● **Requirement**
Copy every line that mentions the word "this".

** START **

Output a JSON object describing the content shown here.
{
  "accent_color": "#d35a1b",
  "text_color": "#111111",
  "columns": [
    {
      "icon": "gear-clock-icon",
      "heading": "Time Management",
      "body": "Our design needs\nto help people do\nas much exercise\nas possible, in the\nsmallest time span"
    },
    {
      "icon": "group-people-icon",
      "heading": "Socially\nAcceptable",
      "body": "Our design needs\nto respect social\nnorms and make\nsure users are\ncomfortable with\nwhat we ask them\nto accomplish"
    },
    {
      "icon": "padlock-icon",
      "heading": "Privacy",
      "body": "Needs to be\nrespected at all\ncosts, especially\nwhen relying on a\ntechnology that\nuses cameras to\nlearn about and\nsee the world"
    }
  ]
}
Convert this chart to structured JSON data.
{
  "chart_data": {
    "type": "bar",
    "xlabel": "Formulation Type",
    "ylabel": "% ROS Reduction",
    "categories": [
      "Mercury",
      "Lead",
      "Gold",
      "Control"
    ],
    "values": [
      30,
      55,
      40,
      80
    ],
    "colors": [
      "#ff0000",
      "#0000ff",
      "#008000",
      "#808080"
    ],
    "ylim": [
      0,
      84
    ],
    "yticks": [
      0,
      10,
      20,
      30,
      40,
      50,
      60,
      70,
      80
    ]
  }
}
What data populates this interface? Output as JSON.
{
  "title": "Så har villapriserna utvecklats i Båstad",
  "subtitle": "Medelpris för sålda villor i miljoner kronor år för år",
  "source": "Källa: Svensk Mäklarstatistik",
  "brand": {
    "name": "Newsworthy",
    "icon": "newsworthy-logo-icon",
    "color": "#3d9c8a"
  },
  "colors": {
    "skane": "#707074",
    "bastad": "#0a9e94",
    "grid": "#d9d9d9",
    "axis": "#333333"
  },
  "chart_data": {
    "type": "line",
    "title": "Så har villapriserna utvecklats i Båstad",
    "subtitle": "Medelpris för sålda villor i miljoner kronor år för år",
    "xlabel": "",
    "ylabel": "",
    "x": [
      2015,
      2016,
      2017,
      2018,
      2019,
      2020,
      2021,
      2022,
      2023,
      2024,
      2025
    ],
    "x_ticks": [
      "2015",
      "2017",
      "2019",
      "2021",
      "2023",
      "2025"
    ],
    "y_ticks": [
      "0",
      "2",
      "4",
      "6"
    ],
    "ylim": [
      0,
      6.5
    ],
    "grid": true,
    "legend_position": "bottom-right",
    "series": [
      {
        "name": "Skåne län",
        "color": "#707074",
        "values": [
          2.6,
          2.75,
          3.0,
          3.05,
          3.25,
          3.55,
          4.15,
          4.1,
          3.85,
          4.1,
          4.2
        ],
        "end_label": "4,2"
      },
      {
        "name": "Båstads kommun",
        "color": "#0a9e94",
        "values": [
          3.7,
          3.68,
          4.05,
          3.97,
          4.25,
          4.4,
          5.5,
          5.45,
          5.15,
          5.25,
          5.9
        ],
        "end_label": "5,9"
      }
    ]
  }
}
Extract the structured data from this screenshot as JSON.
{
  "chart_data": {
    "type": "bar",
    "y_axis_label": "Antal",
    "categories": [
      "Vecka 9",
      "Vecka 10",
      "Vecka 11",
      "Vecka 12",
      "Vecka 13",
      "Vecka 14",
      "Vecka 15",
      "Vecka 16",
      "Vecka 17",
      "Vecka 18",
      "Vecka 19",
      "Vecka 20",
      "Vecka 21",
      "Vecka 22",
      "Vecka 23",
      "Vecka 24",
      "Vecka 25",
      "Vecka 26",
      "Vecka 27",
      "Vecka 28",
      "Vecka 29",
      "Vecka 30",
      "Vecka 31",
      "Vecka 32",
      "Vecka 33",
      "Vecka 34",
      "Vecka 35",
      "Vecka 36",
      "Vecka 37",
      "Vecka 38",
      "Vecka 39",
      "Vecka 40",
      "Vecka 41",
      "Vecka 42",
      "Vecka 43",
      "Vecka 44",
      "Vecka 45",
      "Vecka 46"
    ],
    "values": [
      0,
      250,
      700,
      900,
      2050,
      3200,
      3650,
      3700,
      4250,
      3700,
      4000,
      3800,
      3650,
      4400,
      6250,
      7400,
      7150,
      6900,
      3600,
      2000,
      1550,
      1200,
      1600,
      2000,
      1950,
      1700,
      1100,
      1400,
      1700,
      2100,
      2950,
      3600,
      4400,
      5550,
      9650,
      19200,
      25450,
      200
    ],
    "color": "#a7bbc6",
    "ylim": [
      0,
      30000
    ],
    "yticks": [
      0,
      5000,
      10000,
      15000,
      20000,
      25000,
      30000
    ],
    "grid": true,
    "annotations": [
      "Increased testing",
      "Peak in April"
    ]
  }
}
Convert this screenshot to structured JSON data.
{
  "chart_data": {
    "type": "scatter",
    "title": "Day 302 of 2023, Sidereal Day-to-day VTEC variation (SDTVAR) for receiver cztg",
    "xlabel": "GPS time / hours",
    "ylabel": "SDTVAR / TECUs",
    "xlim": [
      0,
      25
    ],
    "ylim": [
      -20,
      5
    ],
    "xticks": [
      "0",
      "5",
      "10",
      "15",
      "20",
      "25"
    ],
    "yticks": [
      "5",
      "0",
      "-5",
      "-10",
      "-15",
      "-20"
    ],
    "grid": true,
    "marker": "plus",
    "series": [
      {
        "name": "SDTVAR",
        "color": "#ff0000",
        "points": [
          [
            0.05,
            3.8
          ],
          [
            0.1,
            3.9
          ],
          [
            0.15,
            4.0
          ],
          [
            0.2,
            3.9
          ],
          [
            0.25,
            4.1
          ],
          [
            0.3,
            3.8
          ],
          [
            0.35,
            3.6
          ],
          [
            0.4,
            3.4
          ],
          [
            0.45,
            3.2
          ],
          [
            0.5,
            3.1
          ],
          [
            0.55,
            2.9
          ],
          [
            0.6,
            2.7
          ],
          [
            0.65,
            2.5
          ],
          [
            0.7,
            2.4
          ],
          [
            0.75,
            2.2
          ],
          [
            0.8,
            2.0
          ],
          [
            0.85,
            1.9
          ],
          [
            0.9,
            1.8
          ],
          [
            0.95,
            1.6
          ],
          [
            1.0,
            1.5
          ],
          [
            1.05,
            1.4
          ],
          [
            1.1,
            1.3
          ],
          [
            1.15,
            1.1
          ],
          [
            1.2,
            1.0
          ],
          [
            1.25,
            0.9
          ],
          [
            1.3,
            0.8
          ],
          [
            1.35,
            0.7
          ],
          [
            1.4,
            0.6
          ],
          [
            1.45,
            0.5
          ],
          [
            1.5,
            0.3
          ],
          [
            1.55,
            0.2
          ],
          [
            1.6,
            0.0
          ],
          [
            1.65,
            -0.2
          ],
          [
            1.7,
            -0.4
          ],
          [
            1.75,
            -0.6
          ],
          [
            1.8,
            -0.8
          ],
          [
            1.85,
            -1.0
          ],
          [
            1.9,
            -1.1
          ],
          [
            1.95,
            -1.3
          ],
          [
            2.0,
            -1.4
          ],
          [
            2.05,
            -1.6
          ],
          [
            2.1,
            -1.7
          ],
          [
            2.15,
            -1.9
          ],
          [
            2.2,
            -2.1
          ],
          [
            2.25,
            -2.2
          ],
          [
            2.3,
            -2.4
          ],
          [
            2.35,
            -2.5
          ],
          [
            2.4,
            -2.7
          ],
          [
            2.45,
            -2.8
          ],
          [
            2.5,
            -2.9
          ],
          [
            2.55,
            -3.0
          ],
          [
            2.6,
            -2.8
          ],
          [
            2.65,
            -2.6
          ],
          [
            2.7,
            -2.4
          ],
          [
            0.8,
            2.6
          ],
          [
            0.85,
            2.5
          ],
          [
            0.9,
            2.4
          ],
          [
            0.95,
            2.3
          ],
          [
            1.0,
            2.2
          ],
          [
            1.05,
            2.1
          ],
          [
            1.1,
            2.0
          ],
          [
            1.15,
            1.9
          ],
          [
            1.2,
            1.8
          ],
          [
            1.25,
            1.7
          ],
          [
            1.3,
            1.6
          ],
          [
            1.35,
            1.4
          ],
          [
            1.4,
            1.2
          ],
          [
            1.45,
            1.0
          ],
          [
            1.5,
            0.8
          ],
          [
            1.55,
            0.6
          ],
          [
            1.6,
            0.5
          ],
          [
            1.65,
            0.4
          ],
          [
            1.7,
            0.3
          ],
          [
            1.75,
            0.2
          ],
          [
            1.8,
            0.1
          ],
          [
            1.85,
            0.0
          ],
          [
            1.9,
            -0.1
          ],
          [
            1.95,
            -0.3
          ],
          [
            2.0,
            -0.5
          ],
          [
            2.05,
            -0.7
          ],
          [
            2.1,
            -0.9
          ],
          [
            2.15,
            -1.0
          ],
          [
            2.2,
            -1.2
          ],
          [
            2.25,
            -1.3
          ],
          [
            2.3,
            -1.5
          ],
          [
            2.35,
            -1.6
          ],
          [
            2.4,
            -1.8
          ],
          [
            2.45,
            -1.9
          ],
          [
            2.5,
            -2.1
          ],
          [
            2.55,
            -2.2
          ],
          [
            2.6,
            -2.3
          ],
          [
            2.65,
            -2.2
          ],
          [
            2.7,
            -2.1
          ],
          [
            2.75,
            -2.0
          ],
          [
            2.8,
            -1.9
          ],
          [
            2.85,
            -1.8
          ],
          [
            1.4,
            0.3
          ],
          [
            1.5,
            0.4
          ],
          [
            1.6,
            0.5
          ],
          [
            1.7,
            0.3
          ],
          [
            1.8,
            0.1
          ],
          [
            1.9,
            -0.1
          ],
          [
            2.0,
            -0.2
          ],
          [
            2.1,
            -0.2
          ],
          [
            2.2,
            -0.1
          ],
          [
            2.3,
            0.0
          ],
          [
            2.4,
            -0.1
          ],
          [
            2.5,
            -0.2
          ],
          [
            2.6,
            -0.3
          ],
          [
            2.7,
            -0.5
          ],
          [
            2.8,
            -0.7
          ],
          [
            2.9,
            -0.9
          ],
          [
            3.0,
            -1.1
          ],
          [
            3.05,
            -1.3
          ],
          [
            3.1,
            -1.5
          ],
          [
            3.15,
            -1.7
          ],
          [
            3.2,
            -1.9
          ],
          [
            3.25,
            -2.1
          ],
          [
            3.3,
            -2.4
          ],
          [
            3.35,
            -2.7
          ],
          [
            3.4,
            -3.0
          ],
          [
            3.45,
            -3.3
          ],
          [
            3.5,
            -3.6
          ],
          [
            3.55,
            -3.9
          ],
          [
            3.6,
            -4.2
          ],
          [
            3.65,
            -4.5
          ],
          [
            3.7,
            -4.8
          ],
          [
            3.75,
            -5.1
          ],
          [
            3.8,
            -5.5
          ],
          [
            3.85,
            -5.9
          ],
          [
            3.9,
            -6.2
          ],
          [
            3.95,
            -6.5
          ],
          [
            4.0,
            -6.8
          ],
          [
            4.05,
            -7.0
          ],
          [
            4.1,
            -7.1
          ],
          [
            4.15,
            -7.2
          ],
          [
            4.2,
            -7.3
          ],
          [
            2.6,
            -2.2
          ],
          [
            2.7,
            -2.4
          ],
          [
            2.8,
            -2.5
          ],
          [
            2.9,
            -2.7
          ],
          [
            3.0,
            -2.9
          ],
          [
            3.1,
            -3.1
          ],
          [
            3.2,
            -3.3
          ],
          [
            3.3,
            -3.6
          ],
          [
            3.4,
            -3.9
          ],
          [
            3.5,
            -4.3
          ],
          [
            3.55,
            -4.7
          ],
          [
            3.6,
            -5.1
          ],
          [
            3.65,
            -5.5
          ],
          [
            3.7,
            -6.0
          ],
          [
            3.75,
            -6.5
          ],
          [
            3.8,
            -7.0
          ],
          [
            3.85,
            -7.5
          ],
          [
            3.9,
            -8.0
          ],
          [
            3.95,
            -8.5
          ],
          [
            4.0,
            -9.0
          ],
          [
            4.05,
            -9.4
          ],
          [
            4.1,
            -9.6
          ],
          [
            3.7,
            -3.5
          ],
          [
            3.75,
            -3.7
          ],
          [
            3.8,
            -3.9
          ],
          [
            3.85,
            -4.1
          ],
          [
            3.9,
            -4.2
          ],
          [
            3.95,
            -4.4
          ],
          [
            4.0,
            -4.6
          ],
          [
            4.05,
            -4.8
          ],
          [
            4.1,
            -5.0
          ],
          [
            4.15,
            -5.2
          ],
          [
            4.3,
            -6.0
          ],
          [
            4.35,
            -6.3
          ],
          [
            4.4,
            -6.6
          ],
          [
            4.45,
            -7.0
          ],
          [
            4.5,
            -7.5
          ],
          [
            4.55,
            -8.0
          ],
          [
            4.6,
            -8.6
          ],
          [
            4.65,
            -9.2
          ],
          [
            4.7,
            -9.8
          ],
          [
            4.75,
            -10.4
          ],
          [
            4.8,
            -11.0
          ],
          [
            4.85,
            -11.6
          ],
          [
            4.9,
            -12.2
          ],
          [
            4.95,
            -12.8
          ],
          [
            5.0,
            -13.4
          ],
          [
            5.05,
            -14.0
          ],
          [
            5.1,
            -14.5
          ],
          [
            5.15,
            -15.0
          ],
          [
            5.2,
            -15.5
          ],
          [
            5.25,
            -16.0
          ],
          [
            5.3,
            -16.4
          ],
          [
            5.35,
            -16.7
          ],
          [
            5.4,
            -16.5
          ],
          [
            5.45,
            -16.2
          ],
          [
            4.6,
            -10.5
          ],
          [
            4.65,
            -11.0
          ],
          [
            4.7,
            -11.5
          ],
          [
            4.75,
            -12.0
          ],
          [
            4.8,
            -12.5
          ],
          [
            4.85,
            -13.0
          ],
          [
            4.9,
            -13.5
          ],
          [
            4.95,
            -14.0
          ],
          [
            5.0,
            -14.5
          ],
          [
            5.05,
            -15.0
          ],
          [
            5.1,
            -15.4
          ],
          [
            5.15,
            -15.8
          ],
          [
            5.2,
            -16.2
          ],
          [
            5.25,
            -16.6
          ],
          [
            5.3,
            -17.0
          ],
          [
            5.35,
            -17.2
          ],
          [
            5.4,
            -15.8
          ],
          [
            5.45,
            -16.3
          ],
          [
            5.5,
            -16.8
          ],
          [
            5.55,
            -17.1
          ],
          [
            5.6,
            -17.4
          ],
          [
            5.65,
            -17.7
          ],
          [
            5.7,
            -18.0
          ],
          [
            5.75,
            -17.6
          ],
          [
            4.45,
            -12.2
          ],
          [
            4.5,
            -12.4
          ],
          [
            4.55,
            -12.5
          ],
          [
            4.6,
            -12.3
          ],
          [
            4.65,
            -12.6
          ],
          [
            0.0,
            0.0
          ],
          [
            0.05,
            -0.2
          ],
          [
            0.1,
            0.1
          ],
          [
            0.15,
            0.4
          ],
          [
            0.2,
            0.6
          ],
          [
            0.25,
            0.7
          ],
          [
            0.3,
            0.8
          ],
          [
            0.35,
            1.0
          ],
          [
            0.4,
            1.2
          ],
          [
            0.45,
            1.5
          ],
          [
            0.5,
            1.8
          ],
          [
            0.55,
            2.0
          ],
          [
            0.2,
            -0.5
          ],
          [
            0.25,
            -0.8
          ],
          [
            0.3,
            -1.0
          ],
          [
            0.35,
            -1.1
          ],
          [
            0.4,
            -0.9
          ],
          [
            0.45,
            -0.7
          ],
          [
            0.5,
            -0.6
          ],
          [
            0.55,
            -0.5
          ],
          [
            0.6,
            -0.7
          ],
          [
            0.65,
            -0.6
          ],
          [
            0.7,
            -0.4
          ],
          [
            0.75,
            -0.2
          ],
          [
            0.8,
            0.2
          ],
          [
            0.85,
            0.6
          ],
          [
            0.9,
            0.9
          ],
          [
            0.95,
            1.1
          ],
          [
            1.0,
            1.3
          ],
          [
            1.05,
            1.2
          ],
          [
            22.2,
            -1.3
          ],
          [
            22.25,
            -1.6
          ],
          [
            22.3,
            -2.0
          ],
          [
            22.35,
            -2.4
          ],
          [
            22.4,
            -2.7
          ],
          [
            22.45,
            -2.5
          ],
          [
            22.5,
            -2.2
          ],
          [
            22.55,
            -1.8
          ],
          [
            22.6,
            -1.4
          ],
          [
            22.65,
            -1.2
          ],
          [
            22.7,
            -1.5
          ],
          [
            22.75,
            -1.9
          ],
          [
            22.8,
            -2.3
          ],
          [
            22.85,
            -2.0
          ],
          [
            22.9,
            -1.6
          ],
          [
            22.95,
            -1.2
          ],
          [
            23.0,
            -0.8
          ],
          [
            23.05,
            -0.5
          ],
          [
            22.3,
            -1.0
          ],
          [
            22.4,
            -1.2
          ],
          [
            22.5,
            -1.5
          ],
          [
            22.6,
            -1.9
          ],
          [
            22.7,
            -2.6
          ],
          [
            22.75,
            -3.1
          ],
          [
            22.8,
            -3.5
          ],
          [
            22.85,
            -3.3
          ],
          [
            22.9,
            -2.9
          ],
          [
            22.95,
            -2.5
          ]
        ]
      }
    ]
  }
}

** END **

● **Solution below**
Convert this chart to structured JSON data.
What data populates this interface? Output as JSON.
Extract the structured data from this screenshot as JSON.
Convert this screenshot to structured JSON data.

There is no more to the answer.